TASK BRIEF ::
Quote the listing below in full and exactly as written, but omit every picture.

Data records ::
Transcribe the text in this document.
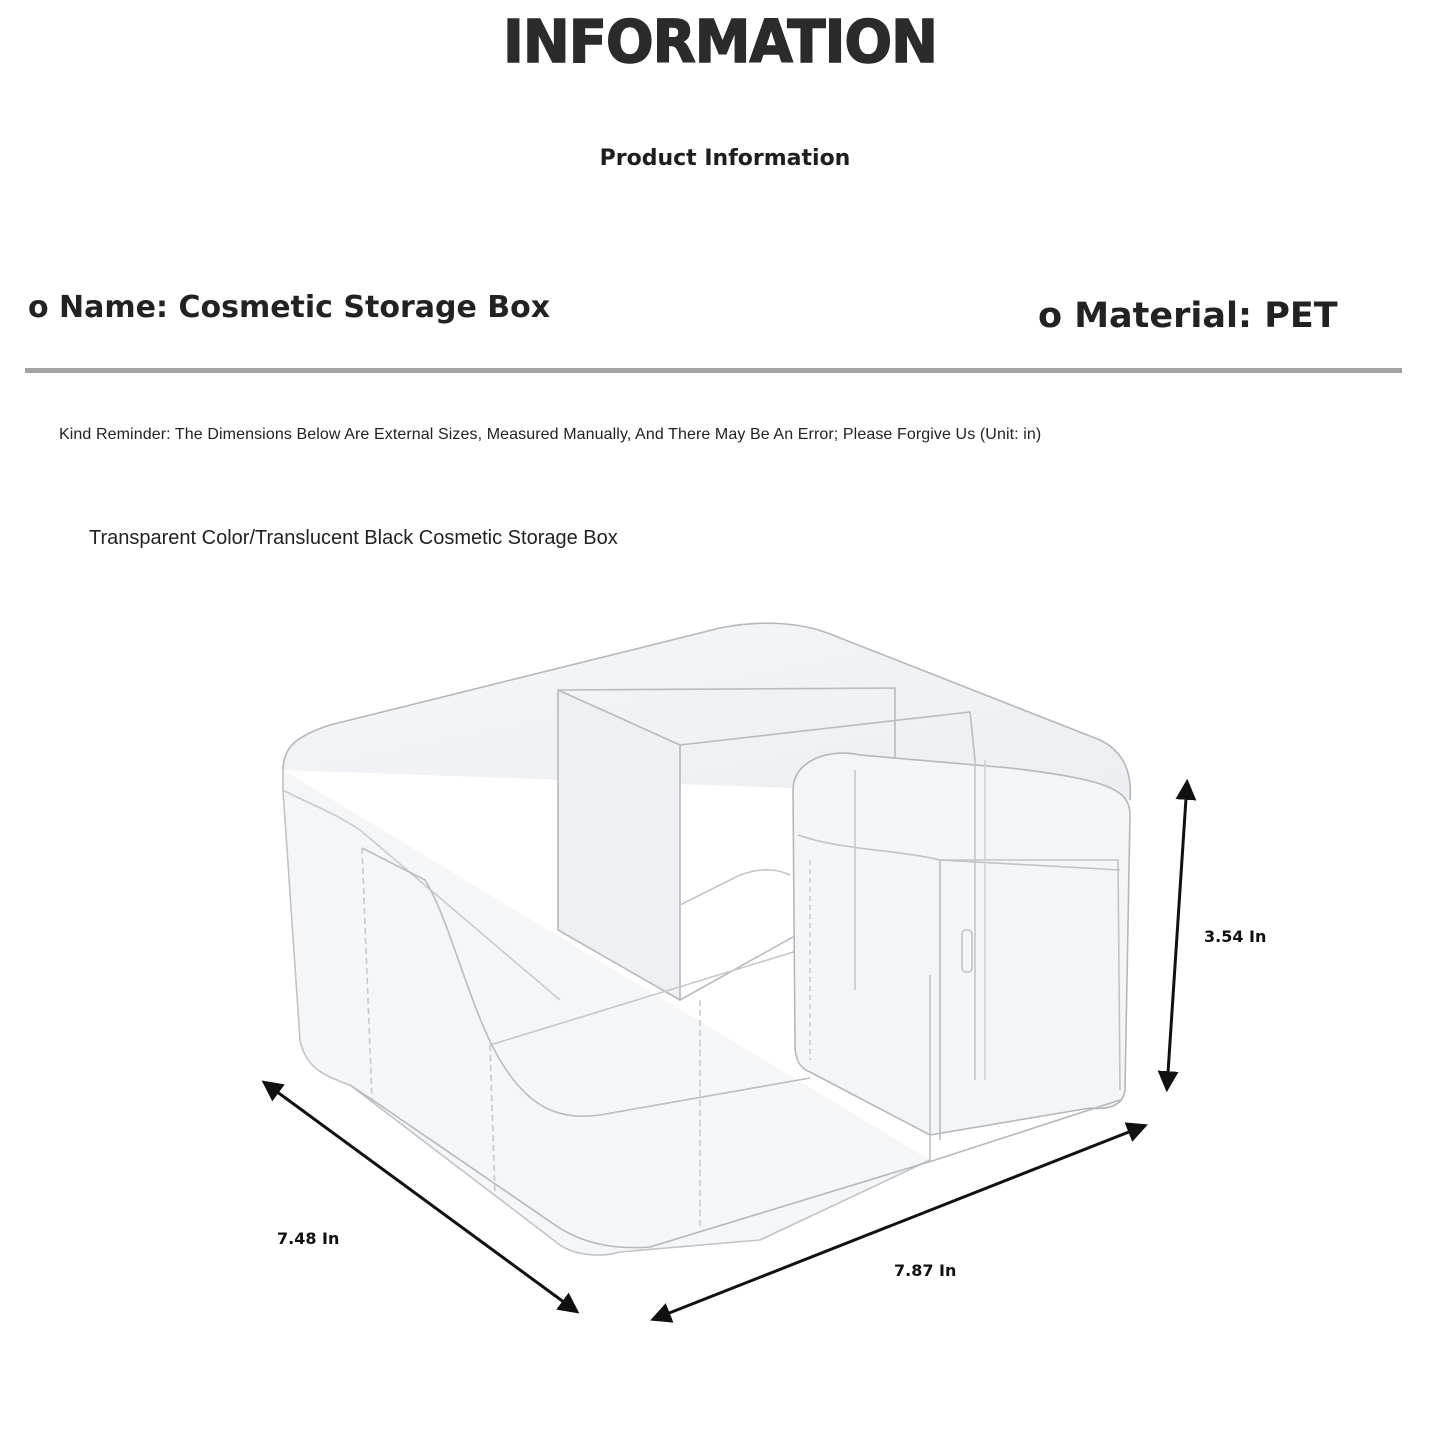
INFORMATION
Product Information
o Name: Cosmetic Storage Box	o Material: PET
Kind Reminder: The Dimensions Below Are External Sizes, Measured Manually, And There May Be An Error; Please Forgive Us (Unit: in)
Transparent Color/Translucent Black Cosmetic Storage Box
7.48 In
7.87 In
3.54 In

RESULT OF THIS TASK ::
Transcribe the text in this document.
INFORMATION
Product Information
o Name: Cosmetic Storage Box	o Material: PET
Kind Reminder: The Dimensions Below Are External Sizes, Measured Manually, And There May Be An Error; Please Forgive Us (Unit: in)
Transparent Color/Translucent Black Cosmetic Storage Box
7.48 In
7.87 In
3.54 In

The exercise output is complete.